(Collected data entries)
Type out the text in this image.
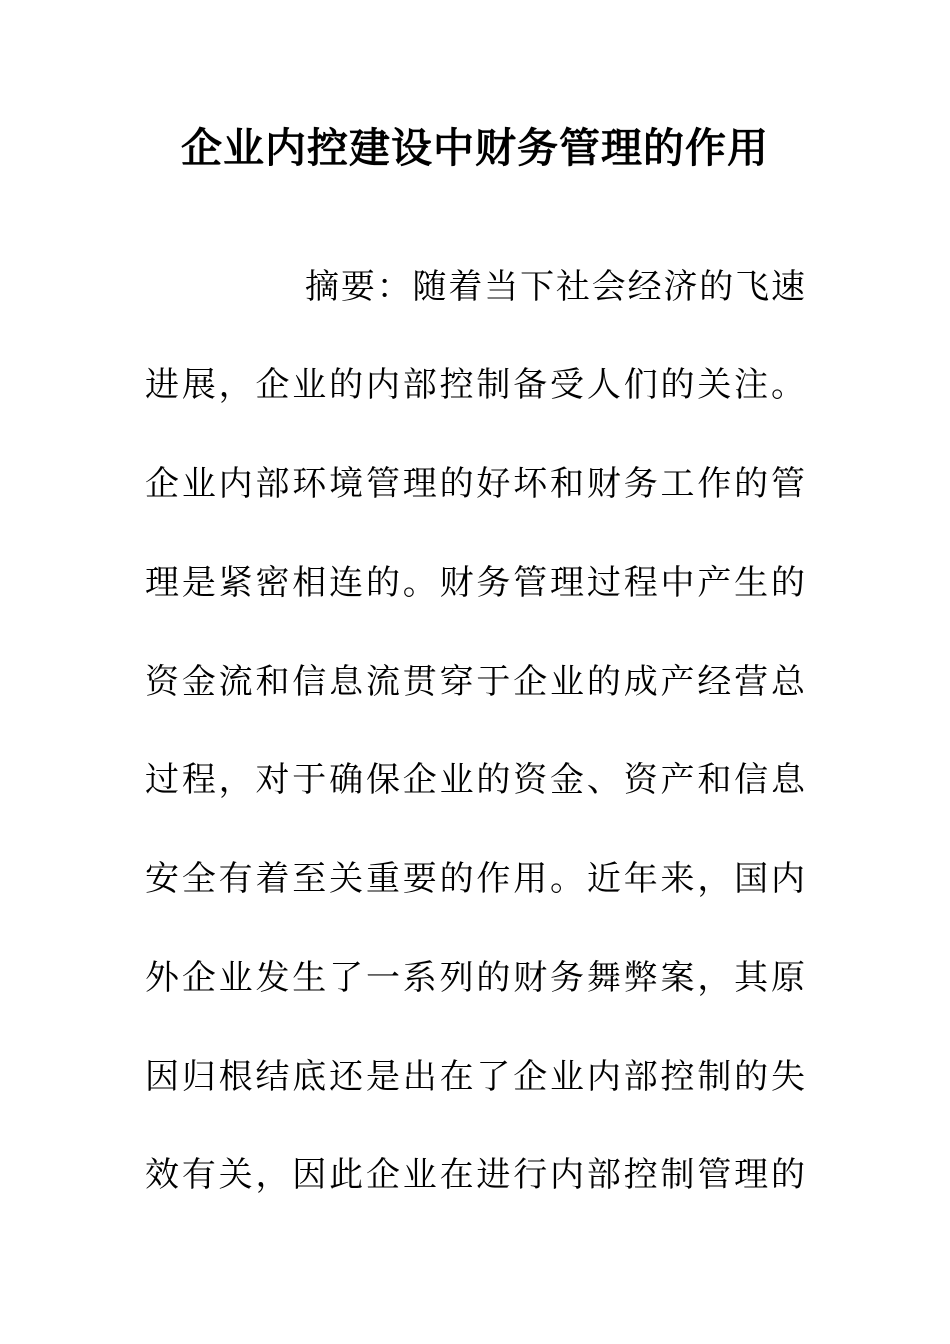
企业内控建设中财务管理的作用
摘要：随着当下社会经济的飞速
进展，企业的内部控制备受人们的关注。
企业内部环境管理的好坏和财务工作的管
理是紧密相连的。财务管理过程中产生的
资金流和信息流贯穿于企业的成产经营总
过程，对于确保企业的资金、资产和信息
安全有着至关重要的作用。近年来，国内
外企业发生了一系列的财务舞弊案，其原
因归根结底还是出在了企业内部控制的失
效有关，因此企业在进行内部控制管理的
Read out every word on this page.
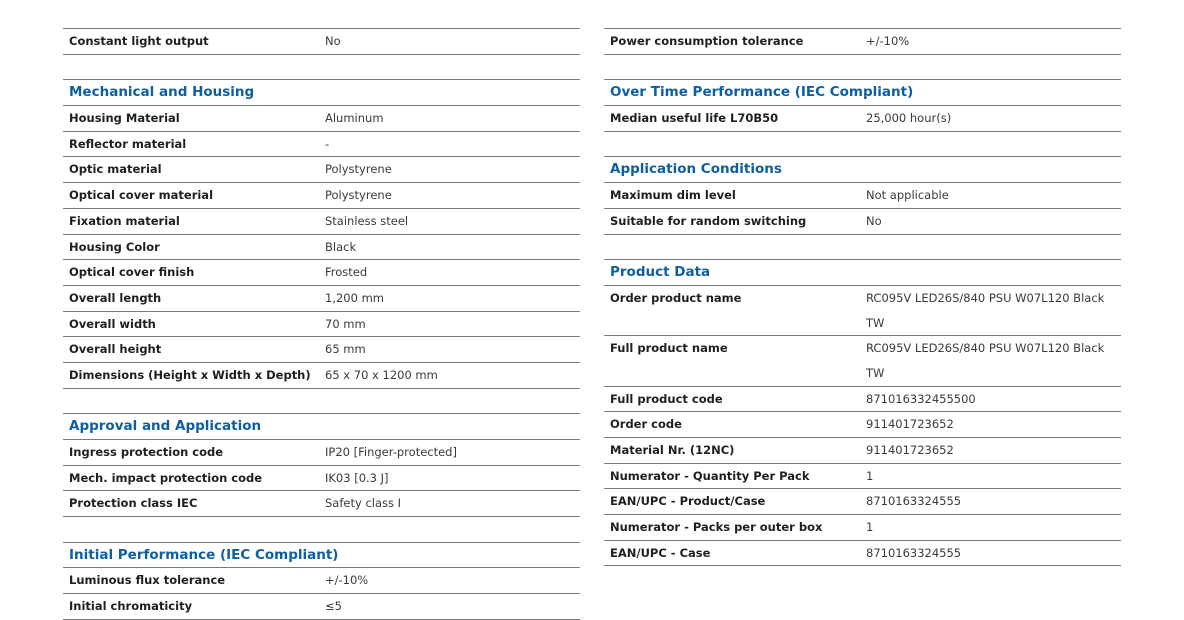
Constant light output	No
Mechanical and Housing
Housing Material	Aluminum
Reflector material	-
Optic material	Polystyrene
Optical cover material	Polystyrene
Fixation material	Stainless steel
Housing Color	Black
Optical cover finish	Frosted
Overall length	1,200 mm
Overall width	70 mm
Overall height	65 mm
Dimensions (Height x Width x Depth) 65 x 70 x 1200 mm
Approval and Application
Ingress protection code	IP20 [Finger-protected]
Mech. impact protection code	IK03 [0.3 J]
Protection class IEC	Safety class I
Initial Performance (IEC Compliant)
Luminous flux tolerance	+/-10%
Initial chromaticity	≤5
Power consumption tolerance	+/-10%
Over Time Performance (IEC Compliant)
Median useful life L70B50	25,000 hour(s)
Application Conditions
Maximum dim level	Not applicable
Suitable for random switching	No
Product Data
Order product name	RC095V LED26S/840 PSU W07L120 Black TW
Full product name	RC095V LED26S/840 PSU W07L120 Black TW
Full product code	871016332455500
Order code	911401723652
Material Nr. (12NC)	911401723652
Numerator - Quantity Per Pack	1
EAN/UPC - Product/Case	8710163324555
Numerator - Packs per outer box	1
EAN/UPC - Case	8710163324555
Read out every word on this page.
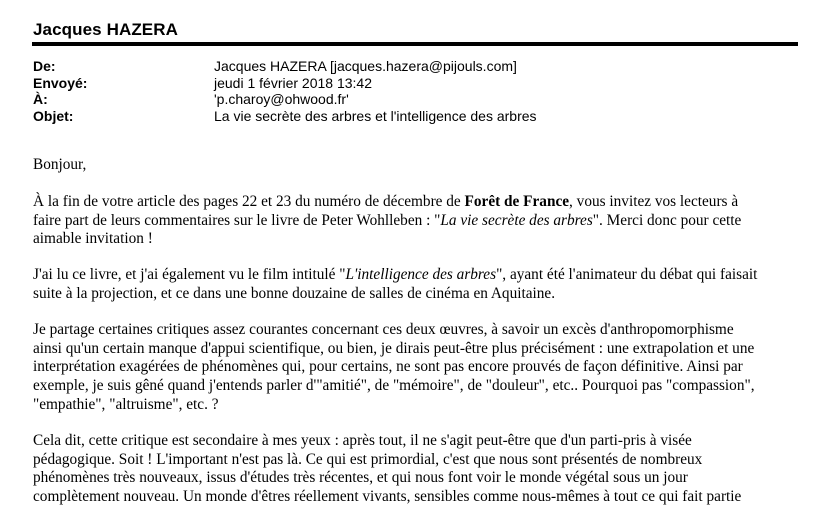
Jacques HAZERA
De:	Jacques HAZERA [jacques.hazera@pijouls.com]
Envoyé:	jeudi 1 février 2018 13:42
À:	'p.charoy@ohwood.fr'
Objet:	La vie secrète des arbres et l'intelligence des arbres

Bonjour,

À la fin de votre article des pages 22 et 23 du numéro de décembre de Forêt de France, vous invitez vos lecteurs à
faire part de leurs commentaires sur le livre de Peter Wohlleben : "La vie secrète des arbres". Merci donc pour cette
aimable invitation !

J'ai lu ce livre, et j'ai également vu le film intitulé "L'intelligence des arbres", ayant été l'animateur du débat qui faisait
suite à la projection, et ce dans une bonne douzaine de salles de cinéma en Aquitaine.

Je partage certaines critiques assez courantes concernant ces deux œuvres, à savoir un excès d'anthropomorphisme
ainsi qu'un certain manque d'appui scientifique, ou bien, je dirais peut-être plus précisément : une extrapolation et une
interprétation exagérées de phénomènes qui, pour certains, ne sont pas encore prouvés de façon définitive. Ainsi par
exemple, je suis gêné quand j'entends parler d'"amitié", de "mémoire", de "douleur", etc.. Pourquoi pas "compassion",
"empathie", "altruisme", etc. ?

Cela dit, cette critique est secondaire à mes yeux : après tout, il ne s'agit peut-être que d'un parti-pris à visée
pédagogique. Soit ! L'important n'est pas là. Ce qui est primordial, c'est que nous sont présentés de nombreux
phénomènes très nouveaux, issus d'études très récentes, et qui nous font voir le monde végétal sous un jour
complètement nouveau. Un monde d'êtres réellement vivants, sensibles comme nous-mêmes à tout ce qui fait partie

## EXERCISE OBJECTIVE
Provide only the count of lines in the material above that hold the word "Performance".

## CORRECT RESULT
2